● **Layout records**

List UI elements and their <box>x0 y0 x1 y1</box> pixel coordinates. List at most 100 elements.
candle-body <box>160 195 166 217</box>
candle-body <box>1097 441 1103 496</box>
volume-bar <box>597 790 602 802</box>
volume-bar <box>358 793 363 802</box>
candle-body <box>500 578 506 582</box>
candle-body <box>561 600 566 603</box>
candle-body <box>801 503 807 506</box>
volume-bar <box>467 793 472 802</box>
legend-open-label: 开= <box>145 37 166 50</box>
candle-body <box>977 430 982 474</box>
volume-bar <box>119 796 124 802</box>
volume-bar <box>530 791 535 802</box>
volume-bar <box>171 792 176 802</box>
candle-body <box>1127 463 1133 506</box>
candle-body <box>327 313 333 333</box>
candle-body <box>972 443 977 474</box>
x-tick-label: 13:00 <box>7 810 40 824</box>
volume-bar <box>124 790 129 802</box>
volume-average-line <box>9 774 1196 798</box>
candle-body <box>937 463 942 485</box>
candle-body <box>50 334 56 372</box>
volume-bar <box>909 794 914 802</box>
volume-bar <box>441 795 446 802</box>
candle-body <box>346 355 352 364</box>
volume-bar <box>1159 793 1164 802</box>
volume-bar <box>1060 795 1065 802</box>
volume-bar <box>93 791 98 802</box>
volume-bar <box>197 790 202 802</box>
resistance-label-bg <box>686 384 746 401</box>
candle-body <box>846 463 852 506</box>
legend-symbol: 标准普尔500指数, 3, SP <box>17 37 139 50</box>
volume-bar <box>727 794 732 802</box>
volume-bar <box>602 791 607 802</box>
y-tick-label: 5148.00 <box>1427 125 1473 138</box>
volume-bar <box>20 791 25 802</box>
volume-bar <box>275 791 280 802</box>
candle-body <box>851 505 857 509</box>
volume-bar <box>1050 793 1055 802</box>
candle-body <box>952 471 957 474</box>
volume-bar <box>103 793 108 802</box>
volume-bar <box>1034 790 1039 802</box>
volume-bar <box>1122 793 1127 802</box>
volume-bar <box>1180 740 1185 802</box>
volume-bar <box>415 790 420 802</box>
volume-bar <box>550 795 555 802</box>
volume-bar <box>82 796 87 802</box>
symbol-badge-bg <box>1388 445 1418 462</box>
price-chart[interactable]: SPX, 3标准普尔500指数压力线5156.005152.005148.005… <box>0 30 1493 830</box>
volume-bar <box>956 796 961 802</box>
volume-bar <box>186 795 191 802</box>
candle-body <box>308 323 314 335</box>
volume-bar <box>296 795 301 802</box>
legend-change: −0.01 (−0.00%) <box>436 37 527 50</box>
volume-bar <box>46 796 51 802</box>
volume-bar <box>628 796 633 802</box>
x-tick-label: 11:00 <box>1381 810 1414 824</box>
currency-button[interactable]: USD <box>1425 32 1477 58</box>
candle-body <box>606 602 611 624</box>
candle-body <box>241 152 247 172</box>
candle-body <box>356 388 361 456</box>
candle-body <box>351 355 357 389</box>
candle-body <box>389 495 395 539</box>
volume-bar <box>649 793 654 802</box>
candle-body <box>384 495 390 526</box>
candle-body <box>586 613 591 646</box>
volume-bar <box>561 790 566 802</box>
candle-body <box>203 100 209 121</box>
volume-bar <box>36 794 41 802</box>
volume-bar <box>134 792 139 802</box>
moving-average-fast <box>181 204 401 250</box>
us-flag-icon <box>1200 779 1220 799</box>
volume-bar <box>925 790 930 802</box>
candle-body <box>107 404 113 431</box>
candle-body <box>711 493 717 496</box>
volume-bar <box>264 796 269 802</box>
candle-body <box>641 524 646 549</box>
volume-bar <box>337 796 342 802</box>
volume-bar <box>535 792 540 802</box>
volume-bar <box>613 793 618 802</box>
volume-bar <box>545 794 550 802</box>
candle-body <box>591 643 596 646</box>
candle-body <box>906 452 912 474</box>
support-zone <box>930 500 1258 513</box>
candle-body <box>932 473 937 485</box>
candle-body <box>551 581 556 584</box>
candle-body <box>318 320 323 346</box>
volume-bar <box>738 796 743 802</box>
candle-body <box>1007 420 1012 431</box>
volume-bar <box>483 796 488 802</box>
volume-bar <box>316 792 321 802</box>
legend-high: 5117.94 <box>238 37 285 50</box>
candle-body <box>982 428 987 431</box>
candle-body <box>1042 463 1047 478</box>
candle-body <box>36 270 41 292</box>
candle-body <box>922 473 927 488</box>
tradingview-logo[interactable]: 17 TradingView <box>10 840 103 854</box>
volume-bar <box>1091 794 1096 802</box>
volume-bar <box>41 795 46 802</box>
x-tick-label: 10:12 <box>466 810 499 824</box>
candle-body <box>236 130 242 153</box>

● **What is asked**
Put every line of the rows above into a JSON list of strings, one string per line, with blank lines left out.

● **The response**
[
  "List UI elements and their <box>x0 y0 x1 y1</box> pixel coordinates. List at most 100 elements.",
  "candle-body <box>160 195 166 217</box>",
  "candle-body <box>1097 441 1103 496</box>",
  "volume-bar <box>597 790 602 802</box>",
  "volume-bar <box>358 793 363 802</box>",
  "candle-body <box>500 578 506 582</box>",
  "candle-body <box>561 600 566 603</box>",
  "candle-body <box>801 503 807 506</box>",
  "volume-bar <box>467 793 472 802</box>",
  "legend-open-label: 开= <box>145 37 166 50</box>",
  "candle-body <box>977 430 982 474</box>",
  "volume-bar <box>119 796 124 802</box>",
  "volume-bar <box>530 791 535 802</box>",
  "volume-bar <box>171 792 176 802</box>",
  "candle-body <box>1127 463 1133 506</box>",
  "candle-body <box>327 313 333 333</box>",
  "candle-body <box>972 443 977 474</box>",
  "x-tick-label: 13:00 <box>7 810 40 824</box>",
  "volume-bar <box>124 790 129 802</box>",
  "volume-average-line <box>9 774 1196 798</box>",
  "candle-body <box>937 463 942 485</box>",
  "candle-body <box>50 334 56 372</box>",
  "volume-bar <box>909 794 914 802</box>",
  "volume-bar <box>441 795 446 802</box>",
  "candle-body <box>346 355 352 364</box>",
  "volume-bar <box>1159 793 1164 802</box>",
  "volume-bar <box>1060 795 1065 802</box>",
  "volume-bar <box>93 791 98 802</box>",
  "volume-bar <box>197 790 202 802</box>",
  "resistance-label-bg <box>686 384 746 401</box>",
  "candle-body <box>846 463 852 506</box>",
  "legend-symbol: 标准普尔500指数, 3, SP <box>17 37 139 50</box>",
  "volume-bar <box>727 794 732 802</box>",
  "volume-bar <box>602 791 607 802</box>",
  "y-tick-label: 5148.00 <box>1427 125 1473 138</box>",
  "volume-bar <box>20 791 25 802</box>",
  "volume-bar <box>275 791 280 802</box>",
  "candle-body <box>851 505 857 509</box>",
  "volume-bar <box>1050 793 1055 802</box>",
  "candle-body <box>952 471 957 474</box>",
  "volume-bar <box>103 793 108 802</box>",
  "volume-bar <box>1034 790 1039 802</box>",
  "volume-bar <box>1122 793 1127 802</box>",
  "volume-bar <box>1180 740 1185 802</box>",
  "volume-bar <box>415 790 420 802</box>",
  "volume-bar <box>550 795 555 802</box>",
  "volume-bar <box>82 796 87 802</box>",
  "symbol-badge-bg <box>1388 445 1418 462</box>",
  "price-chart[interactable]: SPX, 3标准普尔500指数压力线5156.005152.005148.005… <box>0 30 1493 830</box>",
  "volume-bar <box>956 796 961 802</box>",
  "volume-bar <box>186 795 191 802</box>",
  "candle-body <box>308 323 314 335</box>",
  "volume-bar <box>296 795 301 802</box>",
  "legend-change: −0.01 (−0.00%) <box>436 37 527 50</box>",
  "volume-bar <box>46 796 51 802</box>",
  "volume-bar <box>628 796 633 802</box>",
  "x-tick-label: 11:00 <box>1381 810 1414 824</box>",
  "currency-button[interactable]: USD <box>1425 32 1477 58</box>",
  "candle-body <box>606 602 611 624</box>",
  "candle-body <box>241 152 247 172</box>",
  "candle-body <box>356 388 361 456</box>",
  "candle-body <box>351 355 357 389</box>",
  "candle-body <box>389 495 395 539</box>",
  "volume-bar <box>649 793 654 802</box>",
  "candle-body <box>384 495 390 526</box>",
  "candle-body <box>586 613 591 646</box>",
  "volume-bar <box>561 790 566 802</box>",
  "candle-body <box>203 100 209 121</box>",
  "volume-bar <box>36 794 41 802</box>",
  "volume-bar <box>134 792 139 802</box>",
  "moving-average-fast <box>181 204 401 250</box>",
  "us-flag-icon <box>1200 779 1220 799</box>",
  "volume-bar <box>925 790 930 802</box>",
  "candle-body <box>107 404 113 431</box>",
  "candle-body <box>711 493 717 496</box>",
  "volume-bar <box>264 796 269 802</box>",
  "candle-body <box>641 524 646 549</box>",
  "volume-bar <box>337 796 342 802</box>",
  "volume-bar <box>535 792 540 802</box>",
  "volume-bar <box>613 793 618 802</box>",
  "volume-bar <box>545 794 550 802</box>",
  "candle-body <box>591 643 596 646</box>",
  "candle-body <box>906 452 912 474</box>",
  "support-zone <box>930 500 1258 513</box>",
  "candle-body <box>932 473 937 485</box>",
  "candle-body <box>551 581 556 584</box>",
  "candle-body <box>318 320 323 346</box>",
  "volume-bar <box>738 796 743 802</box>",
  "candle-body <box>1007 420 1012 431</box>",
  "volume-bar <box>483 796 488 802</box>",
  "volume-bar <box>316 792 321 802</box>",
  "legend-high: 5117.94 <box>238 37 285 50</box>",
  "candle-body <box>982 428 987 431</box>",
  "candle-body <box>1042 463 1047 478</box>",
  "candle-body <box>36 270 41 292</box>",
  "candle-body <box>922 473 927 488</box>",
  "tradingview-logo[interactable]: 17 TradingView <box>10 840 103 854</box>",
  "volume-bar <box>1091 794 1096 802</box>",
  "volume-bar <box>41 795 46 802</box>",
  "x-tick-label: 10:12 <box>466 810 499 824</box>",
  "candle-body <box>236 130 242 153</box>"
]